Dataset excerpt
==================================================
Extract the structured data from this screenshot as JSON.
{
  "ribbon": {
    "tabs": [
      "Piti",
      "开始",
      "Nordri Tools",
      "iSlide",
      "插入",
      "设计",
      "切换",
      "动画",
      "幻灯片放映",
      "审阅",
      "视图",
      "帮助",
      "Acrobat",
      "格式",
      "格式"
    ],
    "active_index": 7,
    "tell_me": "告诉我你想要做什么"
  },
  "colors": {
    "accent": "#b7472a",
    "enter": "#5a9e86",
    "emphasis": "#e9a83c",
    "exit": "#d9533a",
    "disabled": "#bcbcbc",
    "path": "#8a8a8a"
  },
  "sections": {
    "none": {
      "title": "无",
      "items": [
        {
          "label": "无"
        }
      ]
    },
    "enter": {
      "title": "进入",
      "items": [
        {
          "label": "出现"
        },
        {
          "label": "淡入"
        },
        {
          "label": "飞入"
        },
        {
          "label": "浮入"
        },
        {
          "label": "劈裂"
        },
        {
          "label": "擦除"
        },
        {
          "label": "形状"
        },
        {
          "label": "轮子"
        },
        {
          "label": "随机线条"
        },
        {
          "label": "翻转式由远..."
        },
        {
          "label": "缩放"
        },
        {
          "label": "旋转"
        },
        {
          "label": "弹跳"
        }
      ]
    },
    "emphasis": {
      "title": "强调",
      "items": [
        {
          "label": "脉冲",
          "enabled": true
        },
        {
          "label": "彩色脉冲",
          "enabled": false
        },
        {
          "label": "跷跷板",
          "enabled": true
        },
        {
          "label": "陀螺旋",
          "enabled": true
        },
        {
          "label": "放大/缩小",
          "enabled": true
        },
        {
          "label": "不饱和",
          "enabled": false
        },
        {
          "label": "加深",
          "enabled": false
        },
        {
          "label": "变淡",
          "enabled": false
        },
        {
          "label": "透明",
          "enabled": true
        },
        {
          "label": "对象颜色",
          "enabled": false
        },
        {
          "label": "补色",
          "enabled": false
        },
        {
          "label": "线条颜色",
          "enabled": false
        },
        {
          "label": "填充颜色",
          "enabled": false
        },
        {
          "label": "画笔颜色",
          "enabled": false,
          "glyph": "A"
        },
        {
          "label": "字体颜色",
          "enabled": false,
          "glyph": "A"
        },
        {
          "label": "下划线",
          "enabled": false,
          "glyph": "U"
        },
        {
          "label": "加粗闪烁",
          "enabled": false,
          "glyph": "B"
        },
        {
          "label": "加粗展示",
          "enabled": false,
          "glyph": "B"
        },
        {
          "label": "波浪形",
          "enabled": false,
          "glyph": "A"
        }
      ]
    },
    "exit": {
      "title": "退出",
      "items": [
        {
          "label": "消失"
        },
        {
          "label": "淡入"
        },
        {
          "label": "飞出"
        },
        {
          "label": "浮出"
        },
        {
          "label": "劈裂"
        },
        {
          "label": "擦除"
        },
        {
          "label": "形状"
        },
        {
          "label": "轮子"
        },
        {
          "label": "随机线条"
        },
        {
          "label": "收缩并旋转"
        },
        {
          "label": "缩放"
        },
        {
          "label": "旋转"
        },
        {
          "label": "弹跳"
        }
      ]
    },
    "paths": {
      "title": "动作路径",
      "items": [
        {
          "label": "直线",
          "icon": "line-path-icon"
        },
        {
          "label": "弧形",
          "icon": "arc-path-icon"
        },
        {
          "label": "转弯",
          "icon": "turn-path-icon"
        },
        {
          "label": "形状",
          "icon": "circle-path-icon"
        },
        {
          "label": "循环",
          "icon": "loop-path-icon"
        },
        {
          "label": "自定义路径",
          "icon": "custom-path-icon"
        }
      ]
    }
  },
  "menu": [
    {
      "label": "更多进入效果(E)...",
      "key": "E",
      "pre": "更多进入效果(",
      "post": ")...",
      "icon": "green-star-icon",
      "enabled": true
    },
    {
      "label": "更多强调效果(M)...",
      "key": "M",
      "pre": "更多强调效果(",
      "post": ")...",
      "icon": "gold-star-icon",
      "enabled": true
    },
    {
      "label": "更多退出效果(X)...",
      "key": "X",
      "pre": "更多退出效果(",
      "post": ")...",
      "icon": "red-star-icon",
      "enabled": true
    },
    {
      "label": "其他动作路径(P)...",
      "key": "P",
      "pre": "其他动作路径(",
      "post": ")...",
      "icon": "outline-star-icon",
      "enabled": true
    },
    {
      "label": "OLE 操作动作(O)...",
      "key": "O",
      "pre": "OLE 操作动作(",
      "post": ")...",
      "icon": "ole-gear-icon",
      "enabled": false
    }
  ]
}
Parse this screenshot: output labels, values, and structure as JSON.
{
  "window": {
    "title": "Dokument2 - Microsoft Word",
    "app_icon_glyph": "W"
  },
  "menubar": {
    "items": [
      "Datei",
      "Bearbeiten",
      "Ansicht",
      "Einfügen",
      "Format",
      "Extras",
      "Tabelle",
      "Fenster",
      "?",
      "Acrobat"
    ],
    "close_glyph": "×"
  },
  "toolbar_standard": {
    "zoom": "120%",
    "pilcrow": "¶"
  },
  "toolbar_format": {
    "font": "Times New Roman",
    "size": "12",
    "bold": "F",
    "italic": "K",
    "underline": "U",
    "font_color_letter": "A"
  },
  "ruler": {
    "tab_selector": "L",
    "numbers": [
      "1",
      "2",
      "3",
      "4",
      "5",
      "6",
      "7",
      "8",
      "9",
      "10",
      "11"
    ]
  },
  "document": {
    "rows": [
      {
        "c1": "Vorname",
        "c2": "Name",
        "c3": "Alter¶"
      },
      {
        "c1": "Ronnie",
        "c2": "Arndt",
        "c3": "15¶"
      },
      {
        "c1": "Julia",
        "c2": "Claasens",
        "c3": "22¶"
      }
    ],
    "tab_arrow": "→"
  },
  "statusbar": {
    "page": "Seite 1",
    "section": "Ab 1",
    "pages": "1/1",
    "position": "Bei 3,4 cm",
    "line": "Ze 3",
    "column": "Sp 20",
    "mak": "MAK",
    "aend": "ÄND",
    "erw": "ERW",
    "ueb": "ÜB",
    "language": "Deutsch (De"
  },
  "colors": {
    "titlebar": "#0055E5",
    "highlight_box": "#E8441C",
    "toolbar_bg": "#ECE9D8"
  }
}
==================================================
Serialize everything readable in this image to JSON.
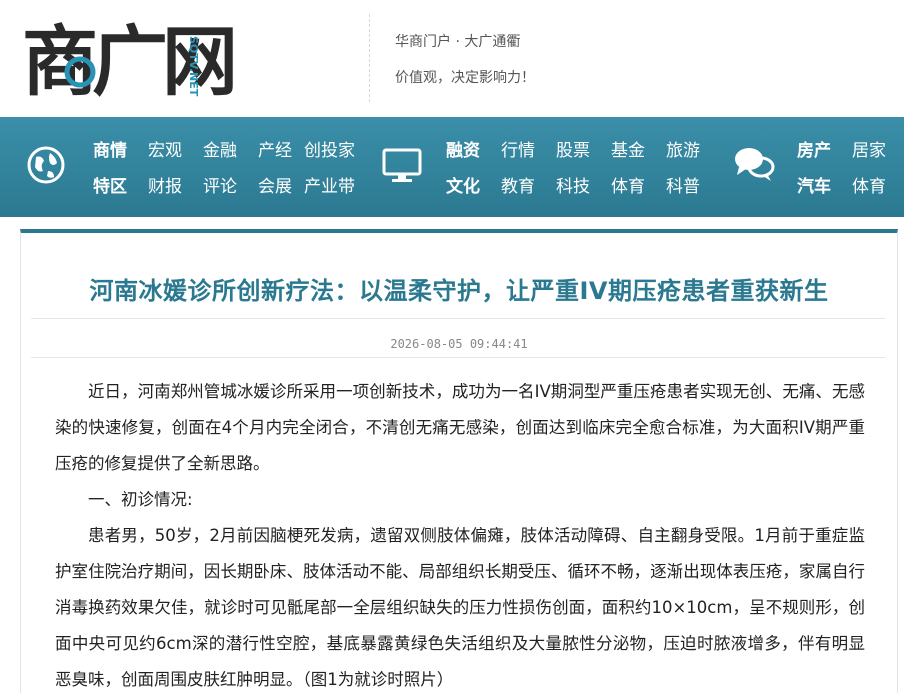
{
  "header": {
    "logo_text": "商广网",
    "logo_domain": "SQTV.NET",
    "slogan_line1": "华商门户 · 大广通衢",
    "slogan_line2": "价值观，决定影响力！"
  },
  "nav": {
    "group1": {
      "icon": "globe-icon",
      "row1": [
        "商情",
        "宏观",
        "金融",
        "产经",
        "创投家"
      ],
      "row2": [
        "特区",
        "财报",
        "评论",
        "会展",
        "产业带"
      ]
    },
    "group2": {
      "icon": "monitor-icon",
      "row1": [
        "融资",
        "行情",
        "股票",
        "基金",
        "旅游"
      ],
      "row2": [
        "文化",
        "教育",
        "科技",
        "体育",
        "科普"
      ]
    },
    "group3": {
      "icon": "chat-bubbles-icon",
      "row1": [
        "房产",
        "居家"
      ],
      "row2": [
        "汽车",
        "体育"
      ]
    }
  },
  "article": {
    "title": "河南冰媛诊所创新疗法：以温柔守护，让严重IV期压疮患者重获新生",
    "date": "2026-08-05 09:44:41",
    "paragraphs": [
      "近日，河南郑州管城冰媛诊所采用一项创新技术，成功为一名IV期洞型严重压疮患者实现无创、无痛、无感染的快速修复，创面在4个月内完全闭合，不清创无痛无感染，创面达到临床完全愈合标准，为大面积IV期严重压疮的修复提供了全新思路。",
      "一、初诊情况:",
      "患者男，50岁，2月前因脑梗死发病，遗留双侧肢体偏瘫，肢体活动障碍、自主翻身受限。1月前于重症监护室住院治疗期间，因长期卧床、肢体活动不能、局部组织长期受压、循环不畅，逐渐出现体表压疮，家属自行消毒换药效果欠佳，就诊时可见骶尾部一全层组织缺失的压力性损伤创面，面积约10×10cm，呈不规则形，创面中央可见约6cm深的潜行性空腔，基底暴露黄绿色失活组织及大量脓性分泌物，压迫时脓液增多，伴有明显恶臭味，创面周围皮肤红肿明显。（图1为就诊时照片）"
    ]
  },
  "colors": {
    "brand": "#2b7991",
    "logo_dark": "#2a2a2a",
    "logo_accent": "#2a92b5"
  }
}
==================================================
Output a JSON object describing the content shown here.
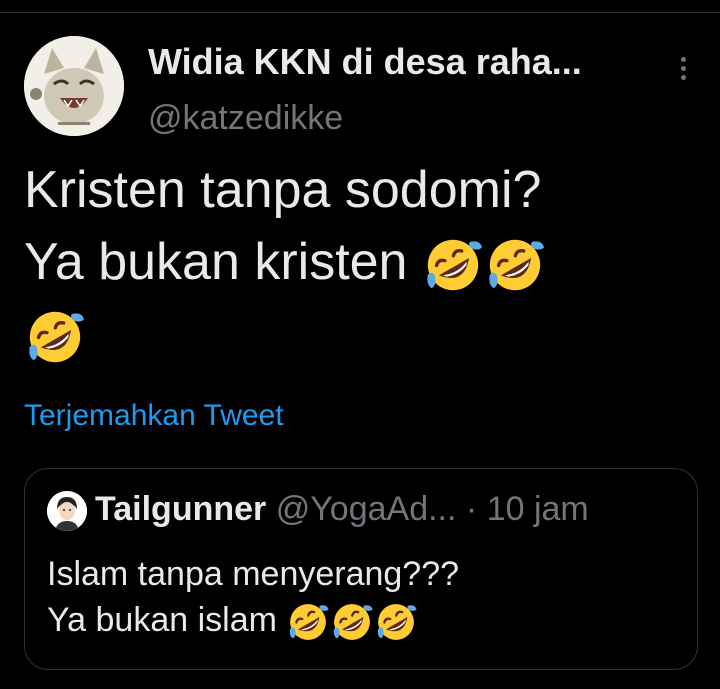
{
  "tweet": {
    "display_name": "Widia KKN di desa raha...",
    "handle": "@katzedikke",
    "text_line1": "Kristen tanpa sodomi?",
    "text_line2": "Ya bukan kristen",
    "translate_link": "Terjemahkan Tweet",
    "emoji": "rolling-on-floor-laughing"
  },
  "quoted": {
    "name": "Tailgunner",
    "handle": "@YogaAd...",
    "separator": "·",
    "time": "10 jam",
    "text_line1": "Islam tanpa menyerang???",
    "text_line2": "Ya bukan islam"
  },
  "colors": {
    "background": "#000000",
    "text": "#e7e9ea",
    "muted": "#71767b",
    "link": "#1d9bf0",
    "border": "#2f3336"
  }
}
==================================================
**Your instructions:**
Using the records given above, list every line that includes the word "bukan".

**Output of the task:**
    "text_line2": "Ya bukan kristen",
    "text_line2": "Ya bukan islam"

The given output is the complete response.